* Given task *
Print all entries precisely as they are written.

* Source data *

— BEGIN —

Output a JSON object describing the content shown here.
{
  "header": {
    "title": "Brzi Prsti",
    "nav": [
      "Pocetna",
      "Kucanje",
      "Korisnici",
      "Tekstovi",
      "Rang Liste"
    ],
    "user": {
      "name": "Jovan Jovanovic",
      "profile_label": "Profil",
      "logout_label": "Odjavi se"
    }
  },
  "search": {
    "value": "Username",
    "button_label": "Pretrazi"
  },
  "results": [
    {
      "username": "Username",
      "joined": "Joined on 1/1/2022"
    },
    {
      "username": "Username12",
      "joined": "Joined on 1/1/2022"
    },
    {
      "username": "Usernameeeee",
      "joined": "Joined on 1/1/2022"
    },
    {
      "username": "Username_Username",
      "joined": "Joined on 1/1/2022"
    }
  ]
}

— END —

* Result for this task *
Output a JSON object describing the content shown here.
{
  "header": {
    "title": "Brzi Prsti",
    "nav": [
      "Pocetna",
      "Kucanje",
      "Korisnici",
      "Tekstovi",
      "Rang Liste"
    ],
    "user": {
      "name": "Jovan Jovanovic",
      "profile_label": "Profil",
      "logout_label": "Odjavi se"
    }
  },
  "search": {
    "value": "Username",
    "button_label": "Pretrazi"
  },
  "results": [
    {
      "username": "Username",
      "joined": "Joined on 1/1/2022"
    },
    {
      "username": "Username12",
      "joined": "Joined on 1/1/2022"
    },
    {
      "username": "Usernameeeee",
      "joined": "Joined on 1/1/2022"
    },
    {
      "username": "Username_Username",
      "joined": "Joined on 1/1/2022"
    }
  ]
}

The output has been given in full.